* Data extract:
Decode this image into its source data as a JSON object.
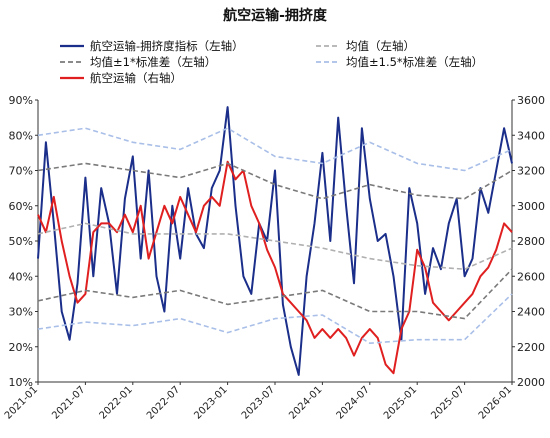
{
  "chart_data": {
    "type": "line",
    "title": "航空运输-拥挤度",
    "legend": {
      "placement": "top",
      "entries": [
        {
          "label": "航空运输-拥挤度指标（左轴）",
          "style": "solid",
          "color": "#1a2e8a"
        },
        {
          "label": "均值（左轴）",
          "style": "dashed",
          "color": "#b0b0b0"
        },
        {
          "label": "均值±1*标准差（左轴）",
          "style": "dashed",
          "color": "#7a7a7a"
        },
        {
          "label": "均值±1.5*标准差（左轴）",
          "style": "dashed",
          "color": "#a9bfe8"
        },
        {
          "label": "航空运输（右轴）",
          "style": "solid",
          "color": "#e02020"
        }
      ]
    },
    "x_ticks": [
      "2021-01",
      "2021-07",
      "2022-01",
      "2022-07",
      "2023-01",
      "2023-07",
      "2024-01",
      "2024-07",
      "2025-01",
      "2025-07",
      "2026-01"
    ],
    "x_start": "2021-01",
    "x_end": "2026-01",
    "y_left": {
      "min": 10,
      "max": 90,
      "ticks": [
        "10%",
        "20%",
        "30%",
        "40%",
        "50%",
        "60%",
        "70%",
        "80%",
        "90%"
      ]
    },
    "y_right": {
      "min": 2000,
      "max": 3600,
      "ticks": [
        "2000",
        "2200",
        "2400",
        "2600",
        "2800",
        "3000",
        "3200",
        "3400",
        "3600"
      ]
    },
    "grid": false,
    "series": [
      {
        "name": "航空运输-拥挤度指标（左轴）",
        "axis": "left",
        "color": "#1a2e8a",
        "x": [
          "2021-01",
          "2021-02",
          "2021-03",
          "2021-04",
          "2021-05",
          "2021-06",
          "2021-07",
          "2021-08",
          "2021-09",
          "2021-10",
          "2021-11",
          "2021-12",
          "2022-01",
          "2022-02",
          "2022-03",
          "2022-04",
          "2022-05",
          "2022-06",
          "2022-07",
          "2022-08",
          "2022-09",
          "2022-10",
          "2022-11",
          "2022-12",
          "2023-01",
          "2023-02",
          "2023-03",
          "2023-04",
          "2023-05",
          "2023-06",
          "2023-07",
          "2023-08",
          "2023-09",
          "2023-10",
          "2023-11",
          "2023-12",
          "2024-01",
          "2024-02",
          "2024-03",
          "2024-04",
          "2024-05",
          "2024-06",
          "2024-07",
          "2024-08",
          "2024-09",
          "2024-10",
          "2024-11",
          "2024-12",
          "2025-01",
          "2025-02",
          "2025-03",
          "2025-04",
          "2025-05",
          "2025-06",
          "2025-07",
          "2025-08",
          "2025-09",
          "2025-10",
          "2025-11",
          "2025-12",
          "2026-01"
        ],
        "values": [
          45,
          78,
          55,
          30,
          22,
          38,
          68,
          40,
          65,
          55,
          35,
          62,
          74,
          45,
          70,
          40,
          30,
          60,
          45,
          65,
          52,
          48,
          65,
          70,
          88,
          60,
          40,
          35,
          55,
          50,
          70,
          32,
          20,
          12,
          40,
          55,
          75,
          50,
          85,
          60,
          38,
          82,
          62,
          50,
          52,
          40,
          22,
          65,
          55,
          35,
          48,
          42,
          55,
          62,
          40,
          45,
          65,
          58,
          70,
          82,
          72
        ]
      },
      {
        "name": "航空运输（右轴）",
        "axis": "right",
        "color": "#e02020",
        "x": [
          "2021-01",
          "2021-02",
          "2021-03",
          "2021-04",
          "2021-05",
          "2021-06",
          "2021-07",
          "2021-08",
          "2021-09",
          "2021-10",
          "2021-11",
          "2021-12",
          "2022-01",
          "2022-02",
          "2022-03",
          "2022-04",
          "2022-05",
          "2022-06",
          "2022-07",
          "2022-08",
          "2022-09",
          "2022-10",
          "2022-11",
          "2022-12",
          "2023-01",
          "2023-02",
          "2023-03",
          "2023-04",
          "2023-05",
          "2023-06",
          "2023-07",
          "2023-08",
          "2023-09",
          "2023-10",
          "2023-11",
          "2023-12",
          "2024-01",
          "2024-02",
          "2024-03",
          "2024-04",
          "2024-05",
          "2024-06",
          "2024-07",
          "2024-08",
          "2024-09",
          "2024-10",
          "2024-11",
          "2024-12",
          "2025-01",
          "2025-02",
          "2025-03",
          "2025-04",
          "2025-05",
          "2025-06",
          "2025-07",
          "2025-08",
          "2025-09",
          "2025-10",
          "2025-11",
          "2025-12",
          "2026-01"
        ],
        "values": [
          2950,
          2850,
          3050,
          2800,
          2600,
          2450,
          2500,
          2850,
          2900,
          2900,
          2850,
          2950,
          2850,
          3000,
          2700,
          2850,
          3000,
          2900,
          3050,
          2950,
          2850,
          3000,
          3050,
          3000,
          3250,
          3150,
          3200,
          3000,
          2900,
          2750,
          2650,
          2500,
          2450,
          2400,
          2350,
          2250,
          2300,
          2250,
          2300,
          2250,
          2150,
          2250,
          2300,
          2250,
          2100,
          2050,
          2300,
          2400,
          2750,
          2650,
          2450,
          2400,
          2350,
          2400,
          2450,
          2500,
          2600,
          2650,
          2750,
          2900,
          2850
        ]
      },
      {
        "name": "均值（左轴）",
        "axis": "left",
        "color": "#b0b0b0",
        "x": [
          "2021-01",
          "2021-07",
          "2022-01",
          "2022-07",
          "2023-01",
          "2023-07",
          "2024-01",
          "2024-07",
          "2025-01",
          "2025-07",
          "2026-01"
        ],
        "values": [
          52,
          55,
          52,
          52,
          52,
          50,
          48,
          45,
          43,
          42,
          48
        ]
      },
      {
        "name": "均值±1*标准差（左轴）",
        "axis": "left",
        "color": "#7a7a7a",
        "x": [
          "2021-01",
          "2021-07",
          "2022-01",
          "2022-07",
          "2023-01",
          "2023-07",
          "2024-01",
          "2024-07",
          "2025-01",
          "2025-07",
          "2026-01"
        ],
        "values": [
          70,
          72,
          70,
          68,
          72,
          66,
          62,
          66,
          63,
          62,
          70
        ]
      },
      {
        "name": "均值±1*标准差（左轴）",
        "axis": "left",
        "color": "#7a7a7a",
        "x": [
          "2021-01",
          "2021-07",
          "2022-01",
          "2022-07",
          "2023-01",
          "2023-07",
          "2024-01",
          "2024-07",
          "2025-01",
          "2025-07",
          "2026-01"
        ],
        "values": [
          33,
          36,
          34,
          36,
          32,
          34,
          36,
          30,
          30,
          28,
          42
        ]
      },
      {
        "name": "均值±1.5*标准差（左轴）",
        "axis": "left",
        "color": "#a9bfe8",
        "x": [
          "2021-01",
          "2021-07",
          "2022-01",
          "2022-07",
          "2023-01",
          "2023-07",
          "2024-01",
          "2024-07",
          "2025-01",
          "2025-07",
          "2026-01"
        ],
        "values": [
          80,
          82,
          78,
          76,
          82,
          74,
          72,
          78,
          72,
          70,
          76
        ]
      },
      {
        "name": "均值±1.5*标准差（左轴）",
        "axis": "left",
        "color": "#a9bfe8",
        "x": [
          "2021-01",
          "2021-07",
          "2022-01",
          "2022-07",
          "2023-01",
          "2023-07",
          "2024-01",
          "2024-07",
          "2025-01",
          "2025-07",
          "2026-01"
        ],
        "values": [
          25,
          27,
          26,
          28,
          24,
          28,
          29,
          21,
          22,
          22,
          35
        ]
      }
    ]
  }
}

* Required work:
Transcribe the records above verbatim. Do not carry over any picture.

* Problem solution:
Decode this image into its source data as a JSON object.
{
  "chart_data": {
    "type": "line",
    "title": "航空运输-拥挤度",
    "legend": {
      "placement": "top",
      "entries": [
        {
          "label": "航空运输-拥挤度指标（左轴）",
          "style": "solid",
          "color": "#1a2e8a"
        },
        {
          "label": "均值（左轴）",
          "style": "dashed",
          "color": "#b0b0b0"
        },
        {
          "label": "均值±1*标准差（左轴）",
          "style": "dashed",
          "color": "#7a7a7a"
        },
        {
          "label": "均值±1.5*标准差（左轴）",
          "style": "dashed",
          "color": "#a9bfe8"
        },
        {
          "label": "航空运输（右轴）",
          "style": "solid",
          "color": "#e02020"
        }
      ]
    },
    "x_ticks": [
      "2021-01",
      "2021-07",
      "2022-01",
      "2022-07",
      "2023-01",
      "2023-07",
      "2024-01",
      "2024-07",
      "2025-01",
      "2025-07",
      "2026-01"
    ],
    "x_start": "2021-01",
    "x_end": "2026-01",
    "y_left": {
      "min": 10,
      "max": 90,
      "ticks": [
        "10%",
        "20%",
        "30%",
        "40%",
        "50%",
        "60%",
        "70%",
        "80%",
        "90%"
      ]
    },
    "y_right": {
      "min": 2000,
      "max": 3600,
      "ticks": [
        "2000",
        "2200",
        "2400",
        "2600",
        "2800",
        "3000",
        "3200",
        "3400",
        "3600"
      ]
    },
    "grid": false,
    "series": [
      {
        "name": "航空运输-拥挤度指标（左轴）",
        "axis": "left",
        "color": "#1a2e8a",
        "x": [
          "2021-01",
          "2021-02",
          "2021-03",
          "2021-04",
          "2021-05",
          "2021-06",
          "2021-07",
          "2021-08",
          "2021-09",
          "2021-10",
          "2021-11",
          "2021-12",
          "2022-01",
          "2022-02",
          "2022-03",
          "2022-04",
          "2022-05",
          "2022-06",
          "2022-07",
          "2022-08",
          "2022-09",
          "2022-10",
          "2022-11",
          "2022-12",
          "2023-01",
          "2023-02",
          "2023-03",
          "2023-04",
          "2023-05",
          "2023-06",
          "2023-07",
          "2023-08",
          "2023-09",
          "2023-10",
          "2023-11",
          "2023-12",
          "2024-01",
          "2024-02",
          "2024-03",
          "2024-04",
          "2024-05",
          "2024-06",
          "2024-07",
          "2024-08",
          "2024-09",
          "2024-10",
          "2024-11",
          "2024-12",
          "2025-01",
          "2025-02",
          "2025-03",
          "2025-04",
          "2025-05",
          "2025-06",
          "2025-07",
          "2025-08",
          "2025-09",
          "2025-10",
          "2025-11",
          "2025-12",
          "2026-01"
        ],
        "values": [
          45,
          78,
          55,
          30,
          22,
          38,
          68,
          40,
          65,
          55,
          35,
          62,
          74,
          45,
          70,
          40,
          30,
          60,
          45,
          65,
          52,
          48,
          65,
          70,
          88,
          60,
          40,
          35,
          55,
          50,
          70,
          32,
          20,
          12,
          40,
          55,
          75,
          50,
          85,
          60,
          38,
          82,
          62,
          50,
          52,
          40,
          22,
          65,
          55,
          35,
          48,
          42,
          55,
          62,
          40,
          45,
          65,
          58,
          70,
          82,
          72
        ]
      },
      {
        "name": "航空运输（右轴）",
        "axis": "right",
        "color": "#e02020",
        "x": [
          "2021-01",
          "2021-02",
          "2021-03",
          "2021-04",
          "2021-05",
          "2021-06",
          "2021-07",
          "2021-08",
          "2021-09",
          "2021-10",
          "2021-11",
          "2021-12",
          "2022-01",
          "2022-02",
          "2022-03",
          "2022-04",
          "2022-05",
          "2022-06",
          "2022-07",
          "2022-08",
          "2022-09",
          "2022-10",
          "2022-11",
          "2022-12",
          "2023-01",
          "2023-02",
          "2023-03",
          "2023-04",
          "2023-05",
          "2023-06",
          "2023-07",
          "2023-08",
          "2023-09",
          "2023-10",
          "2023-11",
          "2023-12",
          "2024-01",
          "2024-02",
          "2024-03",
          "2024-04",
          "2024-05",
          "2024-06",
          "2024-07",
          "2024-08",
          "2024-09",
          "2024-10",
          "2024-11",
          "2024-12",
          "2025-01",
          "2025-02",
          "2025-03",
          "2025-04",
          "2025-05",
          "2025-06",
          "2025-07",
          "2025-08",
          "2025-09",
          "2025-10",
          "2025-11",
          "2025-12",
          "2026-01"
        ],
        "values": [
          2950,
          2850,
          3050,
          2800,
          2600,
          2450,
          2500,
          2850,
          2900,
          2900,
          2850,
          2950,
          2850,
          3000,
          2700,
          2850,
          3000,
          2900,
          3050,
          2950,
          2850,
          3000,
          3050,
          3000,
          3250,
          3150,
          3200,
          3000,
          2900,
          2750,
          2650,
          2500,
          2450,
          2400,
          2350,
          2250,
          2300,
          2250,
          2300,
          2250,
          2150,
          2250,
          2300,
          2250,
          2100,
          2050,
          2300,
          2400,
          2750,
          2650,
          2450,
          2400,
          2350,
          2400,
          2450,
          2500,
          2600,
          2650,
          2750,
          2900,
          2850
        ]
      },
      {
        "name": "均值（左轴）",
        "axis": "left",
        "color": "#b0b0b0",
        "x": [
          "2021-01",
          "2021-07",
          "2022-01",
          "2022-07",
          "2023-01",
          "2023-07",
          "2024-01",
          "2024-07",
          "2025-01",
          "2025-07",
          "2026-01"
        ],
        "values": [
          52,
          55,
          52,
          52,
          52,
          50,
          48,
          45,
          43,
          42,
          48
        ]
      },
      {
        "name": "均值±1*标准差（左轴）",
        "axis": "left",
        "color": "#7a7a7a",
        "x": [
          "2021-01",
          "2021-07",
          "2022-01",
          "2022-07",
          "2023-01",
          "2023-07",
          "2024-01",
          "2024-07",
          "2025-01",
          "2025-07",
          "2026-01"
        ],
        "values": [
          70,
          72,
          70,
          68,
          72,
          66,
          62,
          66,
          63,
          62,
          70
        ]
      },
      {
        "name": "均值±1*标准差（左轴）",
        "axis": "left",
        "color": "#7a7a7a",
        "x": [
          "2021-01",
          "2021-07",
          "2022-01",
          "2022-07",
          "2023-01",
          "2023-07",
          "2024-01",
          "2024-07",
          "2025-01",
          "2025-07",
          "2026-01"
        ],
        "values": [
          33,
          36,
          34,
          36,
          32,
          34,
          36,
          30,
          30,
          28,
          42
        ]
      },
      {
        "name": "均值±1.5*标准差（左轴）",
        "axis": "left",
        "color": "#a9bfe8",
        "x": [
          "2021-01",
          "2021-07",
          "2022-01",
          "2022-07",
          "2023-01",
          "2023-07",
          "2024-01",
          "2024-07",
          "2025-01",
          "2025-07",
          "2026-01"
        ],
        "values": [
          80,
          82,
          78,
          76,
          82,
          74,
          72,
          78,
          72,
          70,
          76
        ]
      },
      {
        "name": "均值±1.5*标准差（左轴）",
        "axis": "left",
        "color": "#a9bfe8",
        "x": [
          "2021-01",
          "2021-07",
          "2022-01",
          "2022-07",
          "2023-01",
          "2023-07",
          "2024-01",
          "2024-07",
          "2025-01",
          "2025-07",
          "2026-01"
        ],
        "values": [
          25,
          27,
          26,
          28,
          24,
          28,
          29,
          21,
          22,
          22,
          35
        ]
      }
    ]
  }
}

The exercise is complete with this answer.